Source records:

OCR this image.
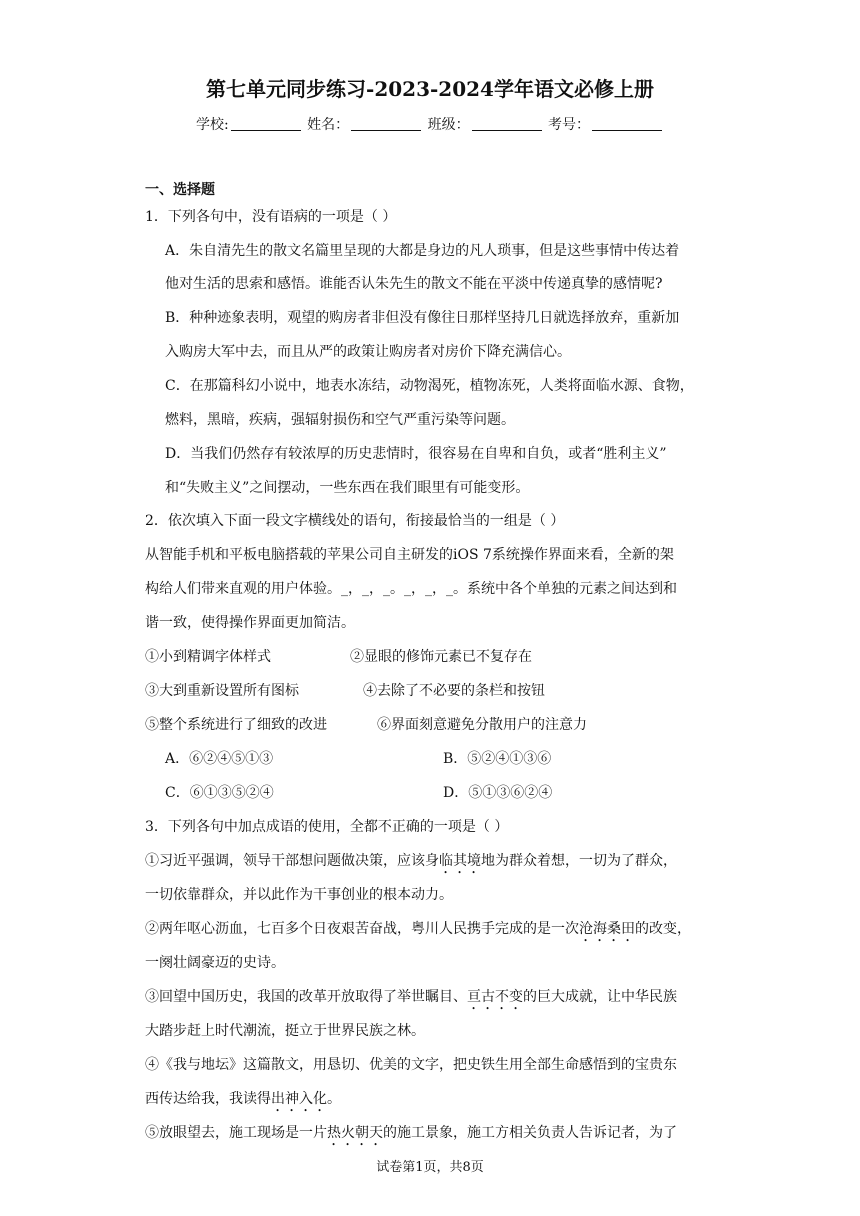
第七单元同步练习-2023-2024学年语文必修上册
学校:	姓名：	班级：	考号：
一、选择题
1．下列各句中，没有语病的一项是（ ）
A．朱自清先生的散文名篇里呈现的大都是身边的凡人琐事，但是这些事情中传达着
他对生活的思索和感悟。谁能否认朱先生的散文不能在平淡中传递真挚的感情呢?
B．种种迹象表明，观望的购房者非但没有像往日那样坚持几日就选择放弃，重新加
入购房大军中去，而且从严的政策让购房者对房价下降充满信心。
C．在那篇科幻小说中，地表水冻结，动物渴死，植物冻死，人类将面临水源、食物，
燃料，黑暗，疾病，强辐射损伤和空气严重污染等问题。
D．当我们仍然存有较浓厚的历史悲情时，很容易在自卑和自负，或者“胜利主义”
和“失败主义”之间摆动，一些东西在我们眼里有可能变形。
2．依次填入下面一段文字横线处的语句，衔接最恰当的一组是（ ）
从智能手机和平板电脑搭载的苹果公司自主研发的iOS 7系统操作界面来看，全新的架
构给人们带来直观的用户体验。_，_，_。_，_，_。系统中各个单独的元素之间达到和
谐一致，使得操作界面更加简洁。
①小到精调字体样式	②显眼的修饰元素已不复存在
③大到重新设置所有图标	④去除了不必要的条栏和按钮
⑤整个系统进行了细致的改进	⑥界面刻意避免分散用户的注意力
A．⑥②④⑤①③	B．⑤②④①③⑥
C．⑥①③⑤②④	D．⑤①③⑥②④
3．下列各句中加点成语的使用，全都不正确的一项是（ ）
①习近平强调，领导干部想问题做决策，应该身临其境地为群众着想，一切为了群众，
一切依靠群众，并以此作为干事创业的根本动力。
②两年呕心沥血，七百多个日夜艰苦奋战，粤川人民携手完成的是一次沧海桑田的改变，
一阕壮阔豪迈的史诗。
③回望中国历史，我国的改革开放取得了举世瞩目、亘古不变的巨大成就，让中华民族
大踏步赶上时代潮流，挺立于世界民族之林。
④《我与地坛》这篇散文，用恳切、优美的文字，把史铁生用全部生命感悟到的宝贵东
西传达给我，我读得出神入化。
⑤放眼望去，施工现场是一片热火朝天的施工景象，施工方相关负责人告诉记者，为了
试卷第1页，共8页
--
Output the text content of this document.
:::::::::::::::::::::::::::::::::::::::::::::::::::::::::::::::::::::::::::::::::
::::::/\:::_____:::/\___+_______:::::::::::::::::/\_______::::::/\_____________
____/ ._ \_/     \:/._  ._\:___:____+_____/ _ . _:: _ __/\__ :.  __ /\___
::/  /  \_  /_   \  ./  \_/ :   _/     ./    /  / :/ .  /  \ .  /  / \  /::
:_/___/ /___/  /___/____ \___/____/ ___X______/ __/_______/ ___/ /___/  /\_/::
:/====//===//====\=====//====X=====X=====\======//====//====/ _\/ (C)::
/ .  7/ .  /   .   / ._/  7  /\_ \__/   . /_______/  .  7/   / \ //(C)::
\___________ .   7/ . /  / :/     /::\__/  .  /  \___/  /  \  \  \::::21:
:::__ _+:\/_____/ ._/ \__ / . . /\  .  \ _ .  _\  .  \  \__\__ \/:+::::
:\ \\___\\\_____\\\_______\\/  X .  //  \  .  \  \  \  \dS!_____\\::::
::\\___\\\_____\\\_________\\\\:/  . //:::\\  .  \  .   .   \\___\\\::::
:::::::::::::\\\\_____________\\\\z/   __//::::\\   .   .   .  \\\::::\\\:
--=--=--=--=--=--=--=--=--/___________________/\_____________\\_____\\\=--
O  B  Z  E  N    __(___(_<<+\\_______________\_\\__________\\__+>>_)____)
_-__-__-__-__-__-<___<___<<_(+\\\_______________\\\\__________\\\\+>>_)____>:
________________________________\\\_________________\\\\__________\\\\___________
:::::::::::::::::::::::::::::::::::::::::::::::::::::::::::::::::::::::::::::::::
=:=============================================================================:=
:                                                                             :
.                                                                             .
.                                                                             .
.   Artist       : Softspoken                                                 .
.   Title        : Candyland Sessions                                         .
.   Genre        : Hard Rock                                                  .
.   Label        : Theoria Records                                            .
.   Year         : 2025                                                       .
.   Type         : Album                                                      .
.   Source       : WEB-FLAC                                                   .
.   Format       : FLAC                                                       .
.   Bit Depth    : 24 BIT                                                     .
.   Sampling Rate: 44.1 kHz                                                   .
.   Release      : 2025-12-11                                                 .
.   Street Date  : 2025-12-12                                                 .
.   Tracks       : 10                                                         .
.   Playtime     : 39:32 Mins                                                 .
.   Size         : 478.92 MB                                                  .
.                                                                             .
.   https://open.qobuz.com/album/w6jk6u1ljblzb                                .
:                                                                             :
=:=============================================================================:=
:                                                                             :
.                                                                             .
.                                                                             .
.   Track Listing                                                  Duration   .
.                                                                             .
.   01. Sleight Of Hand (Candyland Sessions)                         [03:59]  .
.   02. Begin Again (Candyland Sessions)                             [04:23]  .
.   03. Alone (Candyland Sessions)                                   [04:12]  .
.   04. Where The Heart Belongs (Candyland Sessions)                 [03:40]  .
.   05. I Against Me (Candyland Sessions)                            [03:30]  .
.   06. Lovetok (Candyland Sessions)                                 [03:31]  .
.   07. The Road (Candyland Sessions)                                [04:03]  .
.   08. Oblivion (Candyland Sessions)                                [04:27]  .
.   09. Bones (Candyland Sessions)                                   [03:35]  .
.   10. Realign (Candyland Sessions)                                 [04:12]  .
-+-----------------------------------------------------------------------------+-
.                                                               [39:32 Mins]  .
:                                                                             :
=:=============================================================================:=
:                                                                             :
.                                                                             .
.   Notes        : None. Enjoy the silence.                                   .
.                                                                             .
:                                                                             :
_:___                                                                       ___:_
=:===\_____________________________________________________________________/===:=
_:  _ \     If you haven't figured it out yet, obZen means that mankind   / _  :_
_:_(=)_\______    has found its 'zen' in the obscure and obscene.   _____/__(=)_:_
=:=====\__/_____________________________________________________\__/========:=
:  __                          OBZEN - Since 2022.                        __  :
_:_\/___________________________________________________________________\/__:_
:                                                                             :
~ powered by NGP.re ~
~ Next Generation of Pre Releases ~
...
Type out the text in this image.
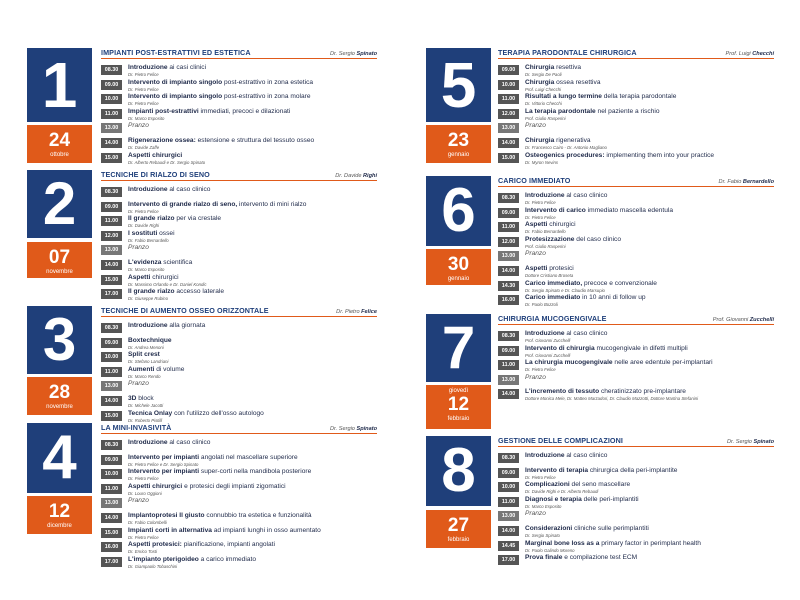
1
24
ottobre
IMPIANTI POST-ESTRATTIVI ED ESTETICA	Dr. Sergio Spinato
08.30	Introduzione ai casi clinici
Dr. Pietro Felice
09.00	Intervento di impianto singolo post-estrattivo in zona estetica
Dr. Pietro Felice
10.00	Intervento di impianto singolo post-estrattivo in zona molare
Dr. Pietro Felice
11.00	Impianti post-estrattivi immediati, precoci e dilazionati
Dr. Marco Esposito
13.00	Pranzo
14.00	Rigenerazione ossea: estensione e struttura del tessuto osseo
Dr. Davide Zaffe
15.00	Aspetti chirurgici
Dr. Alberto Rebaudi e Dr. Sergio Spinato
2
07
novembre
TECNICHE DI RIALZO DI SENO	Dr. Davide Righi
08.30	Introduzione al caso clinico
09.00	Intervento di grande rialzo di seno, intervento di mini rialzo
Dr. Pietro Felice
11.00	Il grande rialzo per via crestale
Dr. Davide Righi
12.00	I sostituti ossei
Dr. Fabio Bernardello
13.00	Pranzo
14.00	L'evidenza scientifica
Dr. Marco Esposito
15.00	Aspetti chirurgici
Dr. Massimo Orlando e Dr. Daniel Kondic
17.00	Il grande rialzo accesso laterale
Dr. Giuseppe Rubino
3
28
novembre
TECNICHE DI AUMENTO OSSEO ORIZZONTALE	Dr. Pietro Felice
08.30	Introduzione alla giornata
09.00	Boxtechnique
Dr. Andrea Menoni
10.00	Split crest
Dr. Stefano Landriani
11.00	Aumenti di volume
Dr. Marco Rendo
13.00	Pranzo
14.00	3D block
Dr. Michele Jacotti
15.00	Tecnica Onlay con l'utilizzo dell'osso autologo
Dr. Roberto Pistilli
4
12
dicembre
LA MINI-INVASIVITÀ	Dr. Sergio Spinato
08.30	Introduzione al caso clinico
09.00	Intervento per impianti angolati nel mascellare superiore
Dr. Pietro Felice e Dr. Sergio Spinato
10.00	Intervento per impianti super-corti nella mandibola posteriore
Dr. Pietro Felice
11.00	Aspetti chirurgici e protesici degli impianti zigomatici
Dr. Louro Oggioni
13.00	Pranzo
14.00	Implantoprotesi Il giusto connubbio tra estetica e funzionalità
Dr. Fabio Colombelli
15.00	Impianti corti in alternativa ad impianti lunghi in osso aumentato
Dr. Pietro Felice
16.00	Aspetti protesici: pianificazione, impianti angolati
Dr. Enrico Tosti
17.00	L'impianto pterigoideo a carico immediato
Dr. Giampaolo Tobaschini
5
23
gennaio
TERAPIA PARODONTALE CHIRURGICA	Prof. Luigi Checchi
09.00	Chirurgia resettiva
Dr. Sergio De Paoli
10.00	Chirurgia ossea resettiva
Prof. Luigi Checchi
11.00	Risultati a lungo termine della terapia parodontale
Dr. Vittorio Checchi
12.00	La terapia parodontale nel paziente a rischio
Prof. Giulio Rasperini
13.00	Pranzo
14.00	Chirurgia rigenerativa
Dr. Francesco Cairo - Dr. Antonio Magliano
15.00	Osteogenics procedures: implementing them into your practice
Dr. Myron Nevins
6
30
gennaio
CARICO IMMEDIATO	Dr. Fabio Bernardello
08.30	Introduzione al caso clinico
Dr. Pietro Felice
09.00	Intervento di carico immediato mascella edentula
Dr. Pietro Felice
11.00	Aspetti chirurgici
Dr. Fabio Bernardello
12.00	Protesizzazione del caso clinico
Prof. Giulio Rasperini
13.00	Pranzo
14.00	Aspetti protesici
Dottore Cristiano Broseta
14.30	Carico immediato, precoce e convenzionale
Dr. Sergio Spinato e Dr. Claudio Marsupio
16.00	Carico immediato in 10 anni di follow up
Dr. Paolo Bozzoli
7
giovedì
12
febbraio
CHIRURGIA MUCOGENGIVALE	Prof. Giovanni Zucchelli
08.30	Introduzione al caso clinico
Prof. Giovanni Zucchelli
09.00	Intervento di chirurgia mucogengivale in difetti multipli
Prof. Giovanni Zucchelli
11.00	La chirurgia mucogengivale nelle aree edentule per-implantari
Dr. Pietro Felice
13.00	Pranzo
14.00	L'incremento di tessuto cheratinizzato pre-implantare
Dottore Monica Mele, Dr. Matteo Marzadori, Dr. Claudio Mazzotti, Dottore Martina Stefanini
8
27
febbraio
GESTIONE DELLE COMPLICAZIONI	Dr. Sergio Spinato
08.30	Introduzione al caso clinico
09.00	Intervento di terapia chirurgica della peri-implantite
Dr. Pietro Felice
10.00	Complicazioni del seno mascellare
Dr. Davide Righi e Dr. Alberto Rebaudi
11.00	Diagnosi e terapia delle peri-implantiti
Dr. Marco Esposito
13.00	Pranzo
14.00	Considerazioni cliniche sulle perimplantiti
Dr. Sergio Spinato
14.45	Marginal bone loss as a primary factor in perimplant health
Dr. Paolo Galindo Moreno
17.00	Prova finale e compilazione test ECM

GIVEN INSTRUCTION:
Count the lines above that contain the word "impianto". Give only the number.

RESPONSE TO THE EXERCISE:
3